→ **WHAT NEEDS TO BE DONE**:
Retype all the records with nothing changed.

INPUT start

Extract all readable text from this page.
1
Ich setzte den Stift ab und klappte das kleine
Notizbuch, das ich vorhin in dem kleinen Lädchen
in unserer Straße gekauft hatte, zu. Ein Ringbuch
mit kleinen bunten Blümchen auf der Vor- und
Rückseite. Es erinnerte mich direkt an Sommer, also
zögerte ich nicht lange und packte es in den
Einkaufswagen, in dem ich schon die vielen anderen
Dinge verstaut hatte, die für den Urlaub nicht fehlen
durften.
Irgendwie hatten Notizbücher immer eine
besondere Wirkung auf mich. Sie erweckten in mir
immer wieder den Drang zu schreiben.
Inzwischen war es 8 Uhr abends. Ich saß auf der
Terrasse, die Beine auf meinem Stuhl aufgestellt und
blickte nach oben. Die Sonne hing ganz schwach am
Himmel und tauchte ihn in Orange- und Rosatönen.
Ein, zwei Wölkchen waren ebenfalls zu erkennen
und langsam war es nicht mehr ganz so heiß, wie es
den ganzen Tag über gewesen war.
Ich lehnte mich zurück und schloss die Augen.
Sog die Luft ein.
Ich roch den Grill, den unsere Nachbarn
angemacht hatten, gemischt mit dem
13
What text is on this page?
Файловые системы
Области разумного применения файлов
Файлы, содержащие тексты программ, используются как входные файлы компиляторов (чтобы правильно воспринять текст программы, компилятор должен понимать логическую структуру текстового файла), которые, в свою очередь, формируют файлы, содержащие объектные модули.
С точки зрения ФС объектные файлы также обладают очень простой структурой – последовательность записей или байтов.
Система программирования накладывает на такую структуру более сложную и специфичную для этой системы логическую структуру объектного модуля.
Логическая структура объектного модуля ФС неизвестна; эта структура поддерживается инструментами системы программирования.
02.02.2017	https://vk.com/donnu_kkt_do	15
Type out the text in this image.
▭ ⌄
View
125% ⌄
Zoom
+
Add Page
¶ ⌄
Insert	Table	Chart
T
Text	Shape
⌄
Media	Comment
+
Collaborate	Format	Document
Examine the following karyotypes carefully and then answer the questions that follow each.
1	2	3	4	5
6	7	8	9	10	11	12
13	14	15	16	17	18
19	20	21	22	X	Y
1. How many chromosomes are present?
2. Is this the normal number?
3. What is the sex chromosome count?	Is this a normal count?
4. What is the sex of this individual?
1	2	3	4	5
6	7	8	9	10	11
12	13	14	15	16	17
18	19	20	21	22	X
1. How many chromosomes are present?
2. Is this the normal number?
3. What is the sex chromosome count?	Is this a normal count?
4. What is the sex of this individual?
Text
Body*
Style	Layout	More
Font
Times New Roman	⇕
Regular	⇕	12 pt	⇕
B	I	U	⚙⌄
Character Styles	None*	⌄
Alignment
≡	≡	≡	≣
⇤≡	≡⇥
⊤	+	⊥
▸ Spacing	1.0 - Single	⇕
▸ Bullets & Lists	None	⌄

INPUT end

→ **SOLUTION FOR THIS PROBLEM**:
Extract all readable text from this page.
1
Ich setzte den Stift ab und klappte das kleine
Notizbuch, das ich vorhin in dem kleinen Lädchen
in unserer Straße gekauft hatte, zu. Ein Ringbuch
mit kleinen bunten Blümchen auf der Vor- und
Rückseite. Es erinnerte mich direkt an Sommer, also
zögerte ich nicht lange und packte es in den
Einkaufswagen, in dem ich schon die vielen anderen
Dinge verstaut hatte, die für den Urlaub nicht fehlen
durften.
Irgendwie hatten Notizbücher immer eine
besondere Wirkung auf mich. Sie erweckten in mir
immer wieder den Drang zu schreiben.
Inzwischen war es 8 Uhr abends. Ich saß auf der
Terrasse, die Beine auf meinem Stuhl aufgestellt und
blickte nach oben. Die Sonne hing ganz schwach am
Himmel und tauchte ihn in Orange- und Rosatönen.
Ein, zwei Wölkchen waren ebenfalls zu erkennen
und langsam war es nicht mehr ganz so heiß, wie es
den ganzen Tag über gewesen war.
Ich lehnte mich zurück und schloss die Augen.
Sog die Luft ein.
Ich roch den Grill, den unsere Nachbarn
angemacht hatten, gemischt mit dem
13
What text is on this page?
Файловые системы
Области разумного применения файлов
Файлы, содержащие тексты программ, используются как входные файлы компиляторов (чтобы правильно воспринять текст программы, компилятор должен понимать логическую структуру текстового файла), которые, в свою очередь, формируют файлы, содержащие объектные модули.
С точки зрения ФС объектные файлы также обладают очень простой структурой – последовательность записей или байтов.
Система программирования накладывает на такую структуру более сложную и специфичную для этой системы логическую структуру объектного модуля.
Логическая структура объектного модуля ФС неизвестна; эта структура поддерживается инструментами системы программирования.
02.02.2017	https://vk.com/donnu_kkt_do	15
Type out the text in this image.
▭ ⌄
View
125% ⌄
Zoom
+
Add Page
¶ ⌄
Insert	Table	Chart
T
Text	Shape
⌄
Media	Comment
+
Collaborate	Format	Document
Examine the following karyotypes carefully and then answer the questions that follow each.
1	2	3	4	5
6	7	8	9	10	11	12
13	14	15	16	17	18
19	20	21	22	X	Y
1. How many chromosomes are present?
2. Is this the normal number?
3. What is the sex chromosome count?	Is this a normal count?
4. What is the sex of this individual?
1	2	3	4	5
6	7	8	9	10	11
12	13	14	15	16	17
18	19	20	21	22	X
1. How many chromosomes are present?
2. Is this the normal number?
3. What is the sex chromosome count?	Is this a normal count?
4. What is the sex of this individual?
Text
Body*
Style	Layout	More
Font
Times New Roman	⇕
Regular	⇕	12 pt	⇕
B	I	U	⚙⌄
Character Styles	None*	⌄
Alignment
≡	≡	≡	≣
⇤≡	≡⇥
⊤	+	⊥
▸ Spacing	1.0 - Single	⇕
▸ Bullets & Lists	None	⌄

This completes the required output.